= RECORDS FOR PROCESSING =

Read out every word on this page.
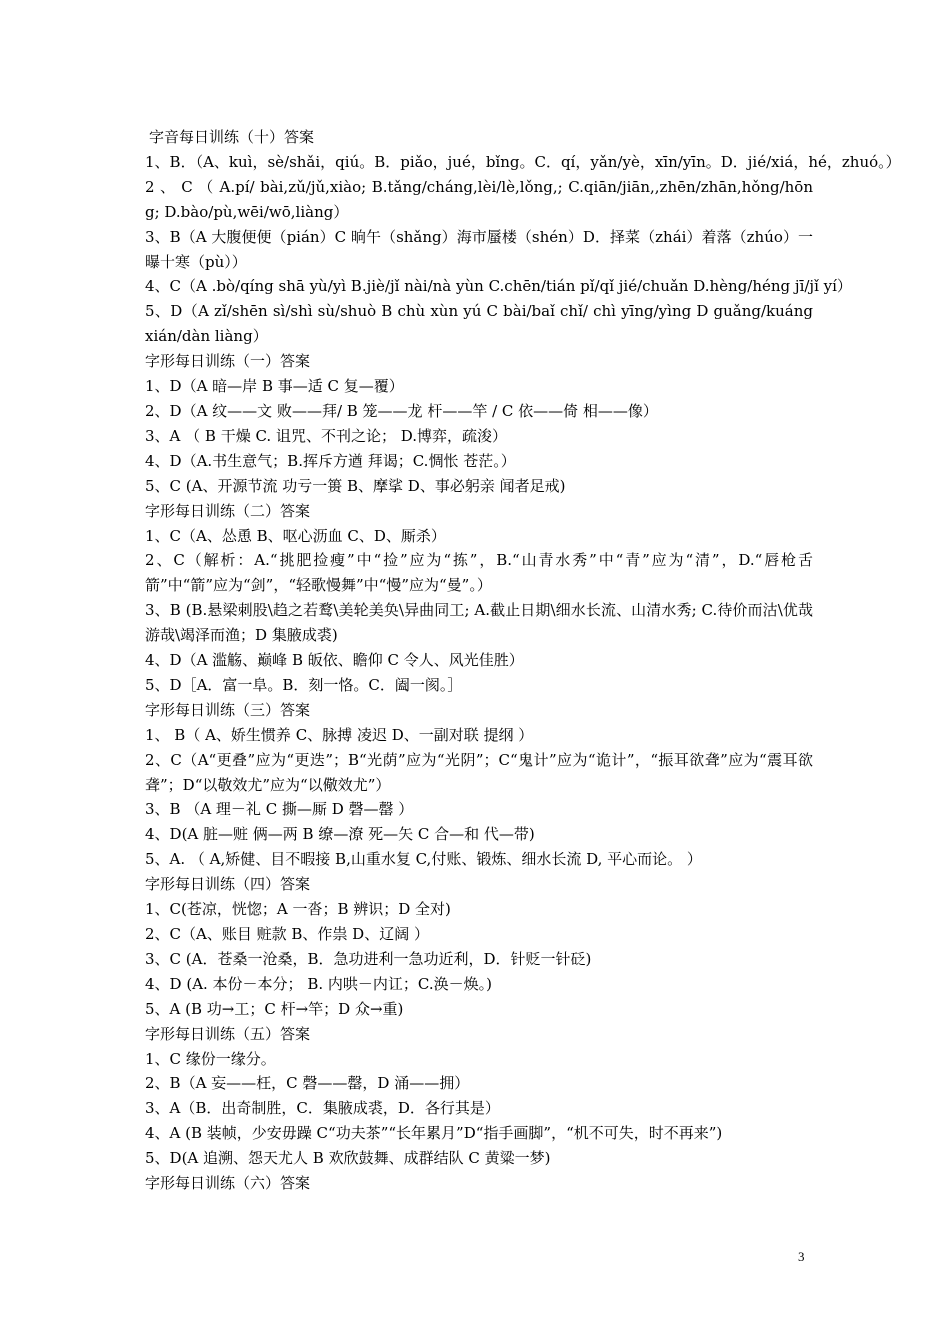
字音每日训练（十）答案
1、B．（A、kuì，sè/shǎi，qiú。B．piǎo，jué，bǐng。C．qí，yǎn/yè，xīn/yīn。D．jié/xiá，hé，zhuó。）
2 、 C （ A.pí/ bài,zǔ/jǔ,xiào; B.tǎng/cháng,lèi/lè,lǒng,; C.qiān/jiān,,zhēn/zhān,hǒng/hōng; D.bào/pù,wēi/wō,liàng）
3、B（A 大腹便便（pián）C 晌午（shǎng）海市蜃楼（shén）D．择菜（zhái）着落（zhúo）一曝十寒（pù））
4、C（A .bò/qíng shā yù/yì B.jiè/jǐ nài/nà yùn C.chēn/tián pǐ/qǐ jié/chuǎn D.hèng/héng jī/jǐ yí）
5、D（A zǐ/shēn sì/shì sù/shuò B chù xùn yú C bài/baǐ chǐ/ chì yīng/yìng D guǎng/kuáng xián/dàn liàng）
字形每日训练（一）答案
1、D（A 暗—岸 B 事—适 C 复—覆）
2、D（A 纹——文 败——拜/ B 笼——龙 杆——竿 / C 依——倚 相——像）
3、A （ B 干燥 C. 诅咒、不刊之论； D.博弈，疏浚）
4、D（A.书生意气；B.挥斥方遒 拜谒；C.惆怅 苍茫。）
5、C (A、开源节流 功亏一篑 B、摩挲 D、事必躬亲 闻者足戒)
字形每日训练（二）答案
1、C（A、怂恿 B、呕心沥血 C、D、厮杀）
2、C（解析：A.“挑肥捡瘦”中“捡”应为“拣”，B.“山青水秀”中“青”应为“清”，D.“唇枪舌箭”中“箭”应为“剑”，“轻歌慢舞”中“慢”应为“曼”。）
3、B (B.悬梁刺股\趋之若鹜\美轮美奂\异曲同工; A.截止日期\细水长流、山清水秀; C.待价而沽\优哉游哉\竭泽而渔；D 集腋成裘)
4、D（A 滥觞、巅峰 B 皈依、瞻仰 C 令人、风光佳胜）
5、D［A．富一阜。B．刻一恪。C．阖一阂。］
字形每日训练（三）答案
1、 B（ A、娇生惯养 C、脉搏 凌迟 D、一副对联 提纲 ）
2、C（A“更叠”应为“更迭”；B“光荫”应为“光阴”；C“鬼计”应为“诡计”，“振耳欲聋”应为“震耳欲聋”；D“以敬效尤”应为“以儆效尤”）
3、B （A 理－礼 C 撕—厮 D 磬—罄 ）
4、D(A 脏—赃 俩—两 B 缭—潦 死—矢 C 合—和 代—带)
5、A. （ A,矫健、目不暇接 B,山重水复 C,付账、锻炼、细水长流 D, 平心而论。 ）
字形每日训练（四）答案
1、C(苍凉，恍惚；A 一沓；B 辨识；D 全对)
2、C（A、账目 赃款 B、作祟 D、辽阔 ）
3、C (A．苍桑一沧桑，B．急功进利一急功近利，D．针贬一针砭)
4、D (A. 本份－本分； B. 内哄－内讧；C.涣－焕。)
5、A (B 功→工；C 杆→竿；D 众→重)
字形每日训练（五）答案
1、C 缘份一缘分。
2、B（A 妄——枉，C 磬——罄，D 涌——拥）
3、A（B．出奇制胜，C．集腋成裘，D．各行其是）
4、A (B 装帧，少安毋躁 C“功夫茶”“长年累月”D“指手画脚”，“机不可失，时不再来”)
5、D(A 追溯、怨天尤人 B 欢欣鼓舞、成群结队 C 黄粱一梦)
字形每日训练（六）答案
3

= AIM OF THE EXERCISE =
Pictures don't belong in the copy. Restate all the entries exactly.

= TASK RESPONSE =
Read out every word on this page.
字音每日训练（十）答案
1、B．（A、kuì，sè/shǎi，qiú。B．piǎo，jué，bǐng。C．qí，yǎn/yè，xīn/yīn。D．jié/xiá，hé，zhuó。）
2 、 C （ A.pí/ bài,zǔ/jǔ,xiào; B.tǎng/cháng,lèi/lè,lǒng,; C.qiān/jiān,,zhēn/zhān,hǒng/hōng; D.bào/pù,wēi/wō,liàng）
3、B（A 大腹便便（pián）C 晌午（shǎng）海市蜃楼（shén）D．择菜（zhái）着落（zhúo）一曝十寒（pù））
4、C（A .bò/qíng shā yù/yì B.jiè/jǐ nài/nà yùn C.chēn/tián pǐ/qǐ jié/chuǎn D.hèng/héng jī/jǐ yí）
5、D（A zǐ/shēn sì/shì sù/shuò B chù xùn yú C bài/baǐ chǐ/ chì yīng/yìng D guǎng/kuáng xián/dàn liàng）
字形每日训练（一）答案
1、D（A 暗—岸 B 事—适 C 复—覆）
2、D（A 纹——文 败——拜/ B 笼——龙 杆——竿 / C 依——倚 相——像）
3、A （ B 干燥 C. 诅咒、不刊之论； D.博弈，疏浚）
4、D（A.书生意气；B.挥斥方遒 拜谒；C.惆怅 苍茫。）
5、C (A、开源节流 功亏一篑 B、摩挲 D、事必躬亲 闻者足戒)
字形每日训练（二）答案
1、C（A、怂恿 B、呕心沥血 C、D、厮杀）
2、C（解析：A.“挑肥捡瘦”中“捡”应为“拣”，B.“山青水秀”中“青”应为“清”，D.“唇枪舌箭”中“箭”应为“剑”，“轻歌慢舞”中“慢”应为“曼”。）
3、B (B.悬梁刺股\趋之若鹜\美轮美奂\异曲同工; A.截止日期\细水长流、山清水秀; C.待价而沽\优哉游哉\竭泽而渔；D 集腋成裘)
4、D（A 滥觞、巅峰 B 皈依、瞻仰 C 令人、风光佳胜）
5、D［A．富一阜。B．刻一恪。C．阖一阂。］
字形每日训练（三）答案
1、 B（ A、娇生惯养 C、脉搏 凌迟 D、一副对联 提纲 ）
2、C（A“更叠”应为“更迭”；B“光荫”应为“光阴”；C“鬼计”应为“诡计”，“振耳欲聋”应为“震耳欲聋”；D“以敬效尤”应为“以儆效尤”）
3、B （A 理－礼 C 撕—厮 D 磬—罄 ）
4、D(A 脏—赃 俩—两 B 缭—潦 死—矢 C 合—和 代—带)
5、A. （ A,矫健、目不暇接 B,山重水复 C,付账、锻炼、细水长流 D, 平心而论。 ）
字形每日训练（四）答案
1、C(苍凉，恍惚；A 一沓；B 辨识；D 全对)
2、C（A、账目 赃款 B、作祟 D、辽阔 ）
3、C (A．苍桑一沧桑，B．急功进利一急功近利，D．针贬一针砭)
4、D (A. 本份－本分； B. 内哄－内讧；C.涣－焕。)
5、A (B 功→工；C 杆→竿；D 众→重)
字形每日训练（五）答案
1、C 缘份一缘分。
2、B（A 妄——枉，C 磬——罄，D 涌——拥）
3、A（B．出奇制胜，C．集腋成裘，D．各行其是）
4、A (B 装帧，少安毋躁 C“功夫茶”“长年累月”D“指手画脚”，“机不可失，时不再来”)
5、D(A 追溯、怨天尤人 B 欢欣鼓舞、成群结队 C 黄粱一梦)
字形每日训练（六）答案
3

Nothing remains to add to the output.